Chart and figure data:
________________________________________

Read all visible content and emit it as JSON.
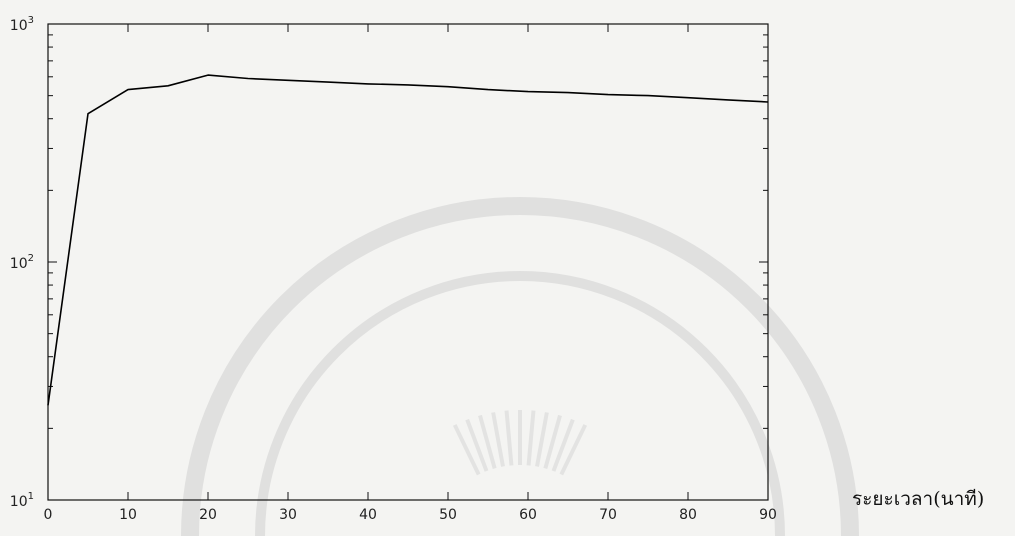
{
  "chart_data": {
    "type": "line",
    "xlabel": "ระยะเวลา(นาที)",
    "ylabel": "",
    "title": "",
    "xlim": [
      0,
      90
    ],
    "ylim": [
      10,
      1000
    ],
    "yscale": "log",
    "x_ticks": [
      "0",
      "10",
      "20",
      "30",
      "40",
      "50",
      "60",
      "70",
      "80",
      "90"
    ],
    "y_ticks": [
      {
        "base": "10",
        "exp": "1"
      },
      {
        "base": "10",
        "exp": "2"
      },
      {
        "base": "10",
        "exp": "3"
      }
    ],
    "grid": false,
    "series": [
      {
        "color": "#000000",
        "x": [
          0,
          5,
          10,
          15,
          20,
          25,
          30,
          35,
          40,
          45,
          50,
          55,
          60,
          65,
          70,
          75,
          80,
          85,
          90
        ],
        "y": [
          25,
          420,
          530,
          550,
          610,
          590,
          580,
          570,
          560,
          555,
          545,
          530,
          520,
          515,
          505,
          500,
          490,
          480,
          470
        ]
      }
    ]
  }
}
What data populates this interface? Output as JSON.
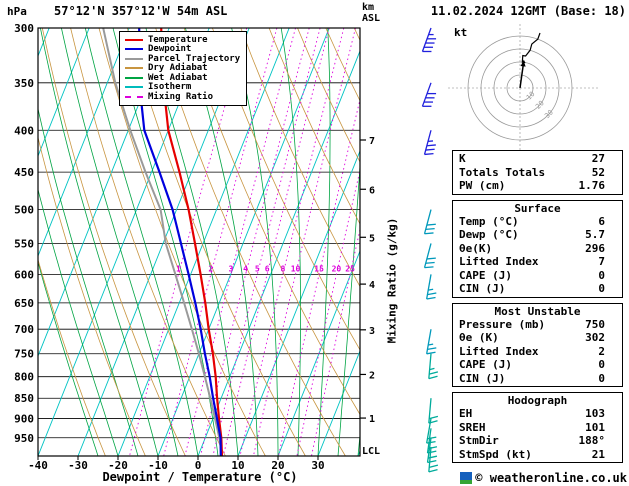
{
  "window": {
    "title_station": "57°12'N 357°12'W 54m ASL",
    "datetime": "11.02.2024 12GMT (Base: 18)"
  },
  "axes": {
    "pressure_unit": "hPa",
    "km_unit_line1": "km",
    "km_unit_line2": "ASL",
    "pressure_ticks": [
      300,
      350,
      400,
      450,
      500,
      550,
      600,
      650,
      700,
      750,
      800,
      850,
      900,
      950
    ],
    "temp_ticks": [
      -40,
      -30,
      -20,
      -10,
      0,
      10,
      20,
      30
    ],
    "xlabel": "Dewpoint / Temperature (°C)",
    "km_ticks": [
      1,
      2,
      3,
      4,
      5,
      6,
      7
    ],
    "mixing_axis_label": "Mixing Ratio (g/kg)",
    "mixing_values": [
      1,
      2,
      3,
      4,
      5,
      6,
      8,
      10,
      15,
      20,
      25
    ],
    "lcl_label": "LCL",
    "hodo_unit": "kt",
    "hodo_ring_labels": [
      10,
      20,
      30
    ]
  },
  "legend": [
    {
      "label": "Temperature",
      "color": "#e60000",
      "dash": ""
    },
    {
      "label": "Dewpoint",
      "color": "#0000dd",
      "dash": ""
    },
    {
      "label": "Parcel Trajectory",
      "color": "#9a9a9a",
      "dash": ""
    },
    {
      "label": "Dry Adiabat",
      "color": "#c89540",
      "dash": ""
    },
    {
      "label": "Wet Adiabat",
      "color": "#00a443",
      "dash": ""
    },
    {
      "label": "Isotherm",
      "color": "#00bcbc",
      "dash": ""
    },
    {
      "label": "Mixing Ratio",
      "color": "#dd00dd",
      "dash": "dashed"
    }
  ],
  "chart_data": {
    "type": "line",
    "title": "Skew-T log-P sounding",
    "pressure_range_hPa": [
      300,
      1000
    ],
    "temp_axis_range_C": [
      -40,
      38
    ],
    "pressure_hPa": [
      1000,
      950,
      900,
      850,
      800,
      750,
      700,
      650,
      600,
      550,
      500,
      450,
      400,
      350,
      300
    ],
    "temperature_C": [
      6,
      4,
      1.5,
      -1,
      -3.5,
      -6.5,
      -10,
      -13.5,
      -17.5,
      -22,
      -27,
      -33,
      -40,
      -46,
      -52
    ],
    "dewpoint_C": [
      5.7,
      3.8,
      1,
      -2,
      -5,
      -8.5,
      -12,
      -16,
      -20.5,
      -25.5,
      -31,
      -38,
      -46,
      -52,
      -57.5
    ],
    "parcel_C": [
      6,
      3.5,
      0.5,
      -2.7,
      -6.2,
      -10,
      -14.2,
      -18.8,
      -23.8,
      -29.3,
      -34,
      -41.5,
      -49.5,
      -58,
      -66.5
    ],
    "lcl_hPa": 995,
    "winds": [
      {
        "p": 300,
        "dir": 200,
        "spd": 45
      },
      {
        "p": 350,
        "dir": 200,
        "spd": 40
      },
      {
        "p": 400,
        "dir": 195,
        "spd": 35
      },
      {
        "p": 500,
        "dir": 195,
        "spd": 30
      },
      {
        "p": 550,
        "dir": 195,
        "spd": 30
      },
      {
        "p": 600,
        "dir": 190,
        "spd": 25
      },
      {
        "p": 700,
        "dir": 190,
        "spd": 25
      },
      {
        "p": 750,
        "dir": 185,
        "spd": 25
      },
      {
        "p": 850,
        "dir": 185,
        "spd": 20
      },
      {
        "p": 900,
        "dir": 190,
        "spd": 20
      },
      {
        "p": 925,
        "dir": 188,
        "spd": 21
      },
      {
        "p": 950,
        "dir": 188,
        "spd": 21
      },
      {
        "p": 975,
        "dir": 185,
        "spd": 18
      }
    ],
    "hodograph": {
      "storm_dir_deg": 188,
      "storm_spd_kt": 21
    }
  },
  "tables": [
    {
      "title": "",
      "rows": [
        [
          "K",
          "27"
        ],
        [
          "Totals Totals",
          "52"
        ],
        [
          "PW (cm)",
          "1.76"
        ]
      ]
    },
    {
      "title": "Surface",
      "rows": [
        [
          "Temp (°C)",
          "6"
        ],
        [
          "Dewp (°C)",
          "5.7"
        ],
        [
          "θe(K)",
          "296"
        ],
        [
          "Lifted Index",
          "7"
        ],
        [
          "CAPE (J)",
          "0"
        ],
        [
          "CIN (J)",
          "0"
        ]
      ]
    },
    {
      "title": "Most Unstable",
      "rows": [
        [
          "Pressure (mb)",
          "750"
        ],
        [
          "θe (K)",
          "302"
        ],
        [
          "Lifted Index",
          "2"
        ],
        [
          "CAPE (J)",
          "0"
        ],
        [
          "CIN (J)",
          "0"
        ]
      ]
    },
    {
      "title": "Hodograph",
      "rows": [
        [
          "EH",
          "103"
        ],
        [
          "SREH",
          "101"
        ],
        [
          "StmDir",
          "188°"
        ],
        [
          "StmSpd (kt)",
          "21"
        ]
      ]
    }
  ],
  "footer": {
    "copyright": "© weatheronline.co.uk"
  }
}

________________________________________

Identify the lines above that contain the word "Ratio", then copy them.

    "mixing_axis_label": "Mixing Ratio (g/kg)",
      "label": "Mixing Ratio",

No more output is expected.